*GOAL*
Below are records. Copy every line with "июнь" in it.

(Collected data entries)
- - - -

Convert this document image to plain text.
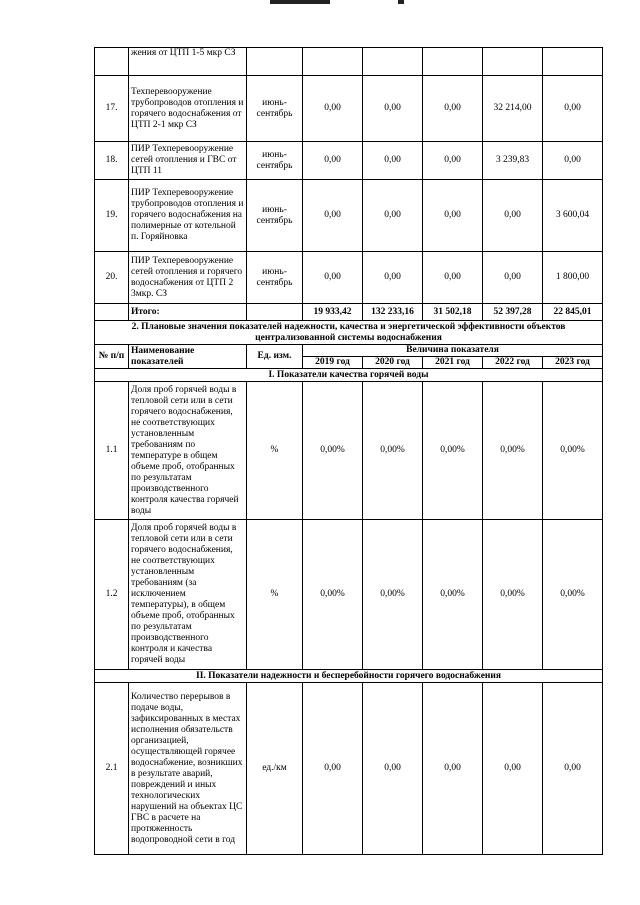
	жения от ЦТП 1-5 мкр СЗ						
17.	Техперевооружение трубопроводов отопления и горячего водоснабжения от ЦТП 2-1 мкр СЗ	июнь-сентябрь	0,00	0,00	0,00	32 214,00	0,00
18.	ПИР Техперевооружение сетей отопления и ГВС от ЦТП 11	июнь-сентябрь	0,00	0,00	0,00	3 239,83	0,00
19.	ПИР Техперевооружение трубопроводов отопления и горячего водоснабжения на полимерные от котельной п. Горяйновка	июнь-сентябрь	0,00	0,00	0,00	0,00	3 600,04
20.	ПИР Техперевооружение сетей отопления и горячего водоснабжения от ЦТП 2 3мкр. СЗ	июнь-сентябрь	0,00	0,00	0,00	0,00	1 800,00
	Итого:		19 933,42	132 233,16	31 502,18	52 397,28	22 845,01
2. Плановые значения показателей надежности, качества и энергетической эффективности объектов централизованной системы водоснабжения							
№ п/п	Наименование показателей	Ед. изм.	Величина показателя				
			2019 год	2020 год	2021 год	2022 год	2023 год
I. Показатели качества горячей воды							
1.1	Доля проб горячей воды в тепловой сети или в сети горячего водоснабжения, не соответствующих установленным требованиям по температуре в общем объеме проб, отобранных по результатам производственного контроля качества горячей воды	%	0,00%	0,00%	0,00%	0,00%	0,00%
1.2	Доля проб горячей воды в тепловой сети или в сети горячего водоснабжения, не соответствующих установленным требованиям (за исключением температуры), в общем объеме проб, отобранных по результатам производственного контроля и качества горячей воды	%	0,00%	0,00%	0,00%	0,00%	0,00%
II. Показатели надежности и бесперебойности горячего водоснабжения							
2.1	Количество перерывов в подаче воды, зафиксированных в местах исполнения обязательств организацией, осуществляющей горячее водоснабжение, возникших в результате аварий, повреждений и иных технологических нарушений на объектах ЦС ГВС в расчете на протяженность водопроводной сети в год	ед./км	0,00	0,00	0,00	0,00	0,00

- - - -

*ANSWER BELOW*
17.	Техперевооружение трубопроводов отопления и горячего водоснабжения от ЦТП 2-1 мкр СЗ	июнь-сентябрь	0,00	0,00	0,00	32 214,00	0,00
18.	ПИР Техперевооружение сетей отопления и ГВС от ЦТП 11	июнь-сентябрь	0,00	0,00	0,00	3 239,83	0,00
19.	ПИР Техперевооружение трубопроводов отопления и горячего водоснабжения на полимерные от котельной п. Горяйновка	июнь-сентябрь	0,00	0,00	0,00	0,00	3 600,04
20.	ПИР Техперевооружение сетей отопления и горячего водоснабжения от ЦТП 2 3мкр. СЗ	июнь-сентябрь	0,00	0,00	0,00	0,00	1 800,00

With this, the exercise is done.